▶ _Exercise prompt_
Where a line contains the word "Bürger", copy that line.

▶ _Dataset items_

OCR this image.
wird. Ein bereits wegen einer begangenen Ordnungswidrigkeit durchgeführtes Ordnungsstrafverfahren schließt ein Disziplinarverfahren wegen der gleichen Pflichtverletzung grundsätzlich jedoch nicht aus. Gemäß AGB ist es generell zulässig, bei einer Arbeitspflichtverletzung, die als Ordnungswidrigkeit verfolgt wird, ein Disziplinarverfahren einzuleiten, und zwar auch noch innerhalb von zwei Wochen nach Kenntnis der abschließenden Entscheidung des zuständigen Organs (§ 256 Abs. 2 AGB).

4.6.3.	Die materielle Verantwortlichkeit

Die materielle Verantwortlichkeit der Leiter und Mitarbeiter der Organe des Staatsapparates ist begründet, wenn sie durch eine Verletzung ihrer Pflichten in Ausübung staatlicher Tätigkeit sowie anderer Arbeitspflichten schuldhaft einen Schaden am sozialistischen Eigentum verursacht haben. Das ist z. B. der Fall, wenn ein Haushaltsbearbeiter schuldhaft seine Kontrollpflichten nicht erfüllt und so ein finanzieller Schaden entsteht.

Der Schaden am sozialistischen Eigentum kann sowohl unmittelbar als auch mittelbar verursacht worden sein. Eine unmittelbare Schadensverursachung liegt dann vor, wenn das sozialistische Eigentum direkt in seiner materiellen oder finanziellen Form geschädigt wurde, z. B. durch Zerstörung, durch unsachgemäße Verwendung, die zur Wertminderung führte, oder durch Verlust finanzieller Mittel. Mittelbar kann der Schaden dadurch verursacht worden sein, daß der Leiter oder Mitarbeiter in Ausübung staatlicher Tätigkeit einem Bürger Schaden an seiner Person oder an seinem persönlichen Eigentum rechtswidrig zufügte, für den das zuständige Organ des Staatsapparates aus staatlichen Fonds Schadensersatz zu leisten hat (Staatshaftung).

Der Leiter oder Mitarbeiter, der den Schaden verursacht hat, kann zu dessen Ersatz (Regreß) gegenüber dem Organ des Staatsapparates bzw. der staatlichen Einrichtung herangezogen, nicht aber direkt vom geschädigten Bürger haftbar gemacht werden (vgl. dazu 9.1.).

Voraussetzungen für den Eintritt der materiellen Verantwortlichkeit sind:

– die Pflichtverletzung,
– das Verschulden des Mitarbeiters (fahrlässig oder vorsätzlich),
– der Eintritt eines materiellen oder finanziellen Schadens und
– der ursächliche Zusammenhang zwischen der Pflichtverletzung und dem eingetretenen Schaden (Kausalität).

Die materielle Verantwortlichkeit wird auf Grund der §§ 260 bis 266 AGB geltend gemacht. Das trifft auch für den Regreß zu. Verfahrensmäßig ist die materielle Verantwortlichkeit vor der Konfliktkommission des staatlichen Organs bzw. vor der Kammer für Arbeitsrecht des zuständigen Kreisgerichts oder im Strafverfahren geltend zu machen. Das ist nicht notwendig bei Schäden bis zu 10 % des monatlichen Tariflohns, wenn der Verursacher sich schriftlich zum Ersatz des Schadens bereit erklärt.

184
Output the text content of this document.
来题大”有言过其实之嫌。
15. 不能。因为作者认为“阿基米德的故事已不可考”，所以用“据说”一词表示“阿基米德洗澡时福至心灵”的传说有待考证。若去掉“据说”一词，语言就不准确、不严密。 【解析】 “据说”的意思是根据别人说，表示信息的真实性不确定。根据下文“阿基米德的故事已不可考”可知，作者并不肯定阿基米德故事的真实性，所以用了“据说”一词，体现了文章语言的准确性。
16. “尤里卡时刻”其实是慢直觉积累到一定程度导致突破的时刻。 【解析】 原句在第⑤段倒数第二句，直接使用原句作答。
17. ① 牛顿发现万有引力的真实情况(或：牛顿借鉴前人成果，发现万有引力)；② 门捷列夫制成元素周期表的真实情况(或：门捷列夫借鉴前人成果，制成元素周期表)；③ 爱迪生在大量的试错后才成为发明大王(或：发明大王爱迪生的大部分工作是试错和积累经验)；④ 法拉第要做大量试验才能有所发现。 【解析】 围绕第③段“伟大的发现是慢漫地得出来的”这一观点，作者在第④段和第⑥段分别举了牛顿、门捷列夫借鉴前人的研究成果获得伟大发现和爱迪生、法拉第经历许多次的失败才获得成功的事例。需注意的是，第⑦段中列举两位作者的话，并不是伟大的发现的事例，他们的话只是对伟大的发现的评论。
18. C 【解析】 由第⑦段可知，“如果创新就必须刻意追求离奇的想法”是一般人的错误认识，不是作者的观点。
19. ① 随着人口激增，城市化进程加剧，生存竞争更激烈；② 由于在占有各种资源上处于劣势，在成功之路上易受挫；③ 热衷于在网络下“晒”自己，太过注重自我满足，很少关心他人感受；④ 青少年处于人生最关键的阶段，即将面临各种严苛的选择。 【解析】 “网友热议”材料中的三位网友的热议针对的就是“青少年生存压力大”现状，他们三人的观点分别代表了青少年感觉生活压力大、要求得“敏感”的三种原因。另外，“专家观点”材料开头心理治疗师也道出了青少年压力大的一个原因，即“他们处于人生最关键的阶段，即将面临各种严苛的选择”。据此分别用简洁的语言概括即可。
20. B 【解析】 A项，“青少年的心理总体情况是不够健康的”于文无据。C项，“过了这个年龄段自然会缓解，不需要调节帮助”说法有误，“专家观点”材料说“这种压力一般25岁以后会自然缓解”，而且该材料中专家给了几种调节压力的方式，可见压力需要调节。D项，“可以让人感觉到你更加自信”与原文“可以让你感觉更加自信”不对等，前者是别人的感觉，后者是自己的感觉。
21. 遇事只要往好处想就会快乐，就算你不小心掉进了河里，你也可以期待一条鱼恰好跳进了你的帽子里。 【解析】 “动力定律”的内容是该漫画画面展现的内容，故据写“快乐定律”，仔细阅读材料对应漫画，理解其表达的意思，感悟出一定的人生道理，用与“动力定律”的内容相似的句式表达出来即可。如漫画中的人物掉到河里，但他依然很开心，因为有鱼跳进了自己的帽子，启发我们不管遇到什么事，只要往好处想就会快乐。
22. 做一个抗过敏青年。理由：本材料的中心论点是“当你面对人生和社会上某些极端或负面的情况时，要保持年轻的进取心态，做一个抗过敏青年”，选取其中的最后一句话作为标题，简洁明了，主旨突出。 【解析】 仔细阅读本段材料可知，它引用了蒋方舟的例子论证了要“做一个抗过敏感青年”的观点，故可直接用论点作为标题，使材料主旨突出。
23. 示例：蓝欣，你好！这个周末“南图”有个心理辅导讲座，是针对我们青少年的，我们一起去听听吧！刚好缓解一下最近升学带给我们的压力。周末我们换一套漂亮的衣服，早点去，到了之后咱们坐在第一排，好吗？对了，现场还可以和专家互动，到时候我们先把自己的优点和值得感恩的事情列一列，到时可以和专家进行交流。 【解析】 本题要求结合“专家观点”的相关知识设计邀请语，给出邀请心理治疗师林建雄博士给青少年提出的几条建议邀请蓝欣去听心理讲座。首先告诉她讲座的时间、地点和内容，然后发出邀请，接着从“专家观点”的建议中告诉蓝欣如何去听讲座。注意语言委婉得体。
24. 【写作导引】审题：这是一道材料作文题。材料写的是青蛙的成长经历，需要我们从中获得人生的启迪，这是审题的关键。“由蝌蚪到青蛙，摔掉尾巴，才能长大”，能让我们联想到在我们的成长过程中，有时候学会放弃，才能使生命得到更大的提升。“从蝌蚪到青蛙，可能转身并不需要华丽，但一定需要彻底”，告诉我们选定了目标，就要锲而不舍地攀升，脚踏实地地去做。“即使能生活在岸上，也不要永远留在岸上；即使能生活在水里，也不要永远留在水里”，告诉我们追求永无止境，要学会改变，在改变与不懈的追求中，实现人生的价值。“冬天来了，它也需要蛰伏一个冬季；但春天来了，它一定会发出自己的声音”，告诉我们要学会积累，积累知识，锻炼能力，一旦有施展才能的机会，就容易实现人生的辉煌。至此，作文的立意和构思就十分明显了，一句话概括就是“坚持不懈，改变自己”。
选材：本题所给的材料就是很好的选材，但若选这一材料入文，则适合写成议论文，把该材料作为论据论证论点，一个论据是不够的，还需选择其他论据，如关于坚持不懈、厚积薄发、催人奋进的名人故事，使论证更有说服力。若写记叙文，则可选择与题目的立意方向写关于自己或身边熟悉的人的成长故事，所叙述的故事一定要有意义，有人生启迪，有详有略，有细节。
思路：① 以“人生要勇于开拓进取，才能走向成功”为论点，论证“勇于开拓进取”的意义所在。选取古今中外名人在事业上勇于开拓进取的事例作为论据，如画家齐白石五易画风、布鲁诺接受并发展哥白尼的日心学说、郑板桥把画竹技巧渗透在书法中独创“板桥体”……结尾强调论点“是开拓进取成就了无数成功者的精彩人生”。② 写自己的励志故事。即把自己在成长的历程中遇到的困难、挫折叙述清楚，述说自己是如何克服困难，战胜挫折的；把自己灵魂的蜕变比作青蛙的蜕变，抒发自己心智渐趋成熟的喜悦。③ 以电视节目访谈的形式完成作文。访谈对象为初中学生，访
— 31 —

▶ _Answer to this problem_
Der Schaden am sozialistischen Eigentum kann sowohl unmittelbar als auch mittelbar verursacht worden sein. Eine unmittelbare Schadensverursachung liegt dann vor, wenn das sozialistische Eigentum direkt in seiner materiellen oder finanziellen Form geschädigt wurde, z. B. durch Zerstörung, durch unsachgemäße Verwendung, die zur Wertminderung führte, oder durch Verlust finanzieller Mittel. Mittelbar kann der Schaden dadurch verursacht worden sein, daß der Leiter oder Mitarbeiter in Ausübung staatlicher Tätigkeit einem Bürger Schaden an seiner Person oder an seinem persönlichen Eigentum rechtswidrig zufügte, für den das zuständige Organ des Staatsapparates aus staatlichen Fonds Schadensersatz zu leisten hat (Staatshaftung).
Der Leiter oder Mitarbeiter, der den Schaden verursacht hat, kann zu dessen Ersatz (Regreß) gegenüber dem Organ des Staatsapparates bzw. der staatlichen Einrichtung herangezogen, nicht aber direkt vom geschädigten Bürger haftbar gemacht werden (vgl. dazu 9.1.).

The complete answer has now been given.